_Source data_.
_ _ _

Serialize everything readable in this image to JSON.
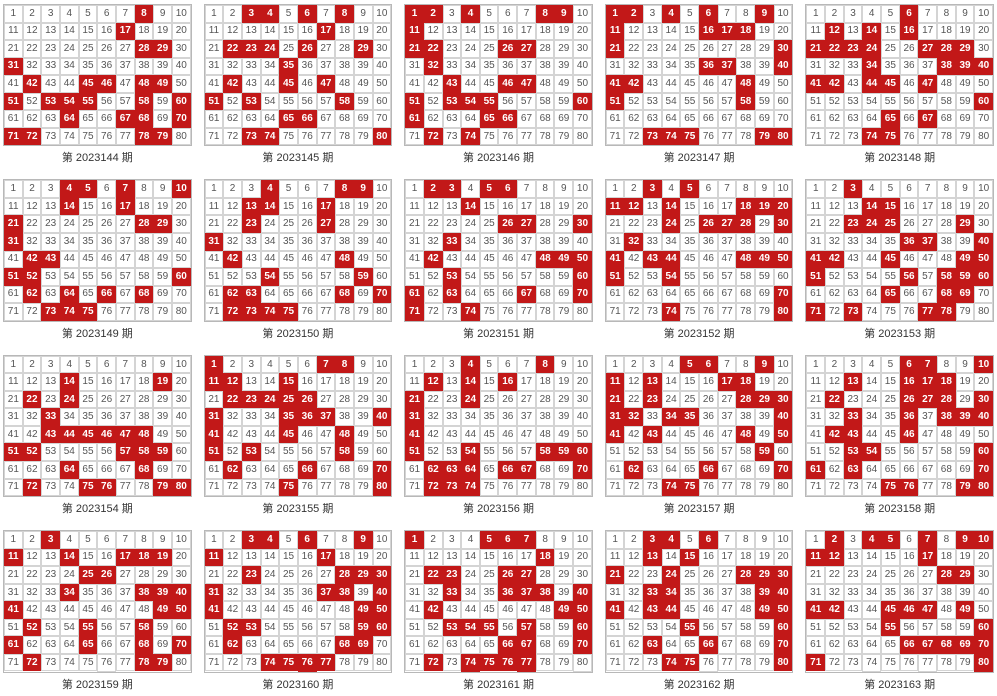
{
  "caption_prefix": "第 ",
  "caption_suffix": " 期",
  "cell_count": 80,
  "colors": {
    "highlight_bg": "#c21818",
    "highlight_fg": "#ffffff",
    "normal_bg": "#ffffff",
    "normal_fg": "#555555",
    "grid_border": "#b8b8b8",
    "cell_border": "#d4d4d4",
    "caption_fg": "#333333"
  },
  "panels": [
    {
      "period": "2023144",
      "highlights": [
        8,
        17,
        28,
        29,
        31,
        42,
        45,
        46,
        48,
        49,
        51,
        53,
        54,
        55,
        58,
        60,
        64,
        67,
        68,
        70,
        71,
        72,
        78,
        79
      ]
    },
    {
      "period": "2023145",
      "highlights": [
        3,
        4,
        6,
        8,
        17,
        22,
        23,
        24,
        26,
        29,
        35,
        42,
        45,
        47,
        51,
        53,
        58,
        65,
        66,
        73,
        74,
        80
      ]
    },
    {
      "period": "2023146",
      "highlights": [
        1,
        2,
        4,
        8,
        9,
        11,
        21,
        22,
        26,
        27,
        32,
        43,
        46,
        47,
        51,
        53,
        54,
        55,
        60,
        61,
        65,
        66,
        72,
        74
      ]
    },
    {
      "period": "2023147",
      "highlights": [
        1,
        2,
        4,
        6,
        9,
        11,
        16,
        17,
        18,
        21,
        30,
        36,
        37,
        40,
        41,
        42,
        48,
        51,
        58,
        73,
        74,
        75,
        79,
        80
      ]
    },
    {
      "period": "2023148",
      "highlights": [
        6,
        12,
        14,
        16,
        21,
        22,
        23,
        24,
        27,
        28,
        29,
        34,
        38,
        39,
        40,
        41,
        42,
        44,
        45,
        47,
        60,
        65,
        67,
        74,
        75
      ]
    },
    {
      "period": "2023149",
      "highlights": [
        4,
        5,
        7,
        10,
        14,
        17,
        21,
        28,
        29,
        31,
        42,
        43,
        51,
        52,
        60,
        62,
        64,
        66,
        68,
        73,
        74,
        75
      ]
    },
    {
      "period": "2023150",
      "highlights": [
        4,
        8,
        9,
        13,
        14,
        17,
        23,
        27,
        31,
        42,
        48,
        54,
        59,
        62,
        63,
        68,
        70,
        72,
        73,
        74,
        75
      ]
    },
    {
      "period": "2023151",
      "highlights": [
        2,
        3,
        5,
        6,
        14,
        26,
        27,
        30,
        33,
        42,
        48,
        49,
        50,
        53,
        60,
        61,
        63,
        67,
        70,
        71,
        74
      ]
    },
    {
      "period": "2023152",
      "highlights": [
        3,
        5,
        11,
        12,
        14,
        18,
        19,
        20,
        24,
        26,
        27,
        28,
        30,
        32,
        41,
        43,
        44,
        48,
        49,
        50,
        51,
        54,
        70,
        74,
        80
      ]
    },
    {
      "period": "2023153",
      "highlights": [
        3,
        14,
        15,
        23,
        24,
        25,
        29,
        36,
        37,
        40,
        41,
        42,
        45,
        49,
        50,
        51,
        56,
        58,
        59,
        60,
        65,
        68,
        69,
        71,
        73,
        77,
        78
      ]
    },
    {
      "period": "2023154",
      "highlights": [
        14,
        19,
        22,
        24,
        33,
        43,
        44,
        45,
        46,
        47,
        48,
        51,
        52,
        57,
        58,
        59,
        64,
        68,
        72,
        75,
        76,
        79,
        80
      ]
    },
    {
      "period": "2023155",
      "highlights": [
        1,
        7,
        8,
        11,
        12,
        15,
        22,
        23,
        24,
        25,
        26,
        31,
        35,
        36,
        37,
        40,
        41,
        45,
        48,
        51,
        53,
        58,
        62,
        66,
        70,
        75,
        80
      ]
    },
    {
      "period": "2023156",
      "highlights": [
        4,
        8,
        12,
        14,
        16,
        21,
        24,
        31,
        41,
        51,
        54,
        58,
        59,
        60,
        62,
        63,
        64,
        66,
        67,
        70,
        72,
        73,
        74
      ]
    },
    {
      "period": "2023157",
      "highlights": [
        5,
        6,
        9,
        11,
        13,
        17,
        18,
        21,
        23,
        28,
        29,
        30,
        31,
        32,
        34,
        35,
        40,
        41,
        43,
        48,
        50,
        59,
        62,
        66,
        70,
        74,
        75
      ]
    },
    {
      "period": "2023158",
      "highlights": [
        6,
        7,
        10,
        13,
        16,
        17,
        18,
        22,
        26,
        27,
        28,
        30,
        33,
        36,
        38,
        39,
        40,
        42,
        43,
        46,
        53,
        54,
        60,
        61,
        63,
        70,
        75,
        76,
        79,
        80
      ]
    },
    {
      "period": "2023159",
      "highlights": [
        3,
        11,
        14,
        17,
        18,
        19,
        25,
        26,
        34,
        38,
        39,
        40,
        41,
        49,
        50,
        52,
        55,
        58,
        61,
        65,
        68,
        70,
        72,
        78,
        79
      ]
    },
    {
      "period": "2023160",
      "highlights": [
        3,
        4,
        6,
        9,
        11,
        17,
        23,
        28,
        29,
        30,
        31,
        37,
        38,
        40,
        41,
        49,
        50,
        52,
        53,
        59,
        60,
        62,
        68,
        69,
        74,
        75,
        76,
        77
      ]
    },
    {
      "period": "2023161",
      "highlights": [
        1,
        5,
        6,
        7,
        18,
        22,
        23,
        26,
        27,
        33,
        36,
        37,
        38,
        40,
        42,
        49,
        50,
        53,
        54,
        55,
        57,
        60,
        66,
        67,
        70,
        72,
        74,
        75,
        76,
        77
      ]
    },
    {
      "period": "2023162",
      "highlights": [
        3,
        4,
        6,
        13,
        15,
        21,
        24,
        28,
        29,
        30,
        33,
        34,
        39,
        40,
        41,
        43,
        44,
        49,
        50,
        55,
        60,
        63,
        66,
        70,
        74,
        75,
        80
      ]
    },
    {
      "period": "2023163",
      "highlights": [
        2,
        4,
        5,
        7,
        9,
        10,
        11,
        12,
        17,
        28,
        29,
        41,
        42,
        45,
        46,
        47,
        49,
        55,
        60,
        66,
        67,
        68,
        69,
        70,
        71,
        80
      ]
    }
  ]
}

_ _ _

_Written instruction_. Quote the listing above in full, except for the pictures.

_Problem solution_.
Serialize everything readable in this image to JSON.
{
  "caption_prefix": "第 ",
  "caption_suffix": " 期",
  "cell_count": 80,
  "colors": {
    "highlight_bg": "#c21818",
    "highlight_fg": "#ffffff",
    "normal_bg": "#ffffff",
    "normal_fg": "#555555",
    "grid_border": "#b8b8b8",
    "cell_border": "#d4d4d4",
    "caption_fg": "#333333"
  },
  "panels": [
    {
      "period": "2023144",
      "highlights": [
        8,
        17,
        28,
        29,
        31,
        42,
        45,
        46,
        48,
        49,
        51,
        53,
        54,
        55,
        58,
        60,
        64,
        67,
        68,
        70,
        71,
        72,
        78,
        79
      ]
    },
    {
      "period": "2023145",
      "highlights": [
        3,
        4,
        6,
        8,
        17,
        22,
        23,
        24,
        26,
        29,
        35,
        42,
        45,
        47,
        51,
        53,
        58,
        65,
        66,
        73,
        74,
        80
      ]
    },
    {
      "period": "2023146",
      "highlights": [
        1,
        2,
        4,
        8,
        9,
        11,
        21,
        22,
        26,
        27,
        32,
        43,
        46,
        47,
        51,
        53,
        54,
        55,
        60,
        61,
        65,
        66,
        72,
        74
      ]
    },
    {
      "period": "2023147",
      "highlights": [
        1,
        2,
        4,
        6,
        9,
        11,
        16,
        17,
        18,
        21,
        30,
        36,
        37,
        40,
        41,
        42,
        48,
        51,
        58,
        73,
        74,
        75,
        79,
        80
      ]
    },
    {
      "period": "2023148",
      "highlights": [
        6,
        12,
        14,
        16,
        21,
        22,
        23,
        24,
        27,
        28,
        29,
        34,
        38,
        39,
        40,
        41,
        42,
        44,
        45,
        47,
        60,
        65,
        67,
        74,
        75
      ]
    },
    {
      "period": "2023149",
      "highlights": [
        4,
        5,
        7,
        10,
        14,
        17,
        21,
        28,
        29,
        31,
        42,
        43,
        51,
        52,
        60,
        62,
        64,
        66,
        68,
        73,
        74,
        75
      ]
    },
    {
      "period": "2023150",
      "highlights": [
        4,
        8,
        9,
        13,
        14,
        17,
        23,
        27,
        31,
        42,
        48,
        54,
        59,
        62,
        63,
        68,
        70,
        72,
        73,
        74,
        75
      ]
    },
    {
      "period": "2023151",
      "highlights": [
        2,
        3,
        5,
        6,
        14,
        26,
        27,
        30,
        33,
        42,
        48,
        49,
        50,
        53,
        60,
        61,
        63,
        67,
        70,
        71,
        74
      ]
    },
    {
      "period": "2023152",
      "highlights": [
        3,
        5,
        11,
        12,
        14,
        18,
        19,
        20,
        24,
        26,
        27,
        28,
        30,
        32,
        41,
        43,
        44,
        48,
        49,
        50,
        51,
        54,
        70,
        74,
        80
      ]
    },
    {
      "period": "2023153",
      "highlights": [
        3,
        14,
        15,
        23,
        24,
        25,
        29,
        36,
        37,
        40,
        41,
        42,
        45,
        49,
        50,
        51,
        56,
        58,
        59,
        60,
        65,
        68,
        69,
        71,
        73,
        77,
        78
      ]
    },
    {
      "period": "2023154",
      "highlights": [
        14,
        19,
        22,
        24,
        33,
        43,
        44,
        45,
        46,
        47,
        48,
        51,
        52,
        57,
        58,
        59,
        64,
        68,
        72,
        75,
        76,
        79,
        80
      ]
    },
    {
      "period": "2023155",
      "highlights": [
        1,
        7,
        8,
        11,
        12,
        15,
        22,
        23,
        24,
        25,
        26,
        31,
        35,
        36,
        37,
        40,
        41,
        45,
        48,
        51,
        53,
        58,
        62,
        66,
        70,
        75,
        80
      ]
    },
    {
      "period": "2023156",
      "highlights": [
        4,
        8,
        12,
        14,
        16,
        21,
        24,
        31,
        41,
        51,
        54,
        58,
        59,
        60,
        62,
        63,
        64,
        66,
        67,
        70,
        72,
        73,
        74
      ]
    },
    {
      "period": "2023157",
      "highlights": [
        5,
        6,
        9,
        11,
        13,
        17,
        18,
        21,
        23,
        28,
        29,
        30,
        31,
        32,
        34,
        35,
        40,
        41,
        43,
        48,
        50,
        59,
        62,
        66,
        70,
        74,
        75
      ]
    },
    {
      "period": "2023158",
      "highlights": [
        6,
        7,
        10,
        13,
        16,
        17,
        18,
        22,
        26,
        27,
        28,
        30,
        33,
        36,
        38,
        39,
        40,
        42,
        43,
        46,
        53,
        54,
        60,
        61,
        63,
        70,
        75,
        76,
        79,
        80
      ]
    },
    {
      "period": "2023159",
      "highlights": [
        3,
        11,
        14,
        17,
        18,
        19,
        25,
        26,
        34,
        38,
        39,
        40,
        41,
        49,
        50,
        52,
        55,
        58,
        61,
        65,
        68,
        70,
        72,
        78,
        79
      ]
    },
    {
      "period": "2023160",
      "highlights": [
        3,
        4,
        6,
        9,
        11,
        17,
        23,
        28,
        29,
        30,
        31,
        37,
        38,
        40,
        41,
        49,
        50,
        52,
        53,
        59,
        60,
        62,
        68,
        69,
        74,
        75,
        76,
        77
      ]
    },
    {
      "period": "2023161",
      "highlights": [
        1,
        5,
        6,
        7,
        18,
        22,
        23,
        26,
        27,
        33,
        36,
        37,
        38,
        40,
        42,
        49,
        50,
        53,
        54,
        55,
        57,
        60,
        66,
        67,
        70,
        72,
        74,
        75,
        76,
        77
      ]
    },
    {
      "period": "2023162",
      "highlights": [
        3,
        4,
        6,
        13,
        15,
        21,
        24,
        28,
        29,
        30,
        33,
        34,
        39,
        40,
        41,
        43,
        44,
        49,
        50,
        55,
        60,
        63,
        66,
        70,
        74,
        75,
        80
      ]
    },
    {
      "period": "2023163",
      "highlights": [
        2,
        4,
        5,
        7,
        9,
        10,
        11,
        12,
        17,
        28,
        29,
        41,
        42,
        45,
        46,
        47,
        49,
        55,
        60,
        66,
        67,
        68,
        69,
        70,
        71,
        80
      ]
    }
  ]
}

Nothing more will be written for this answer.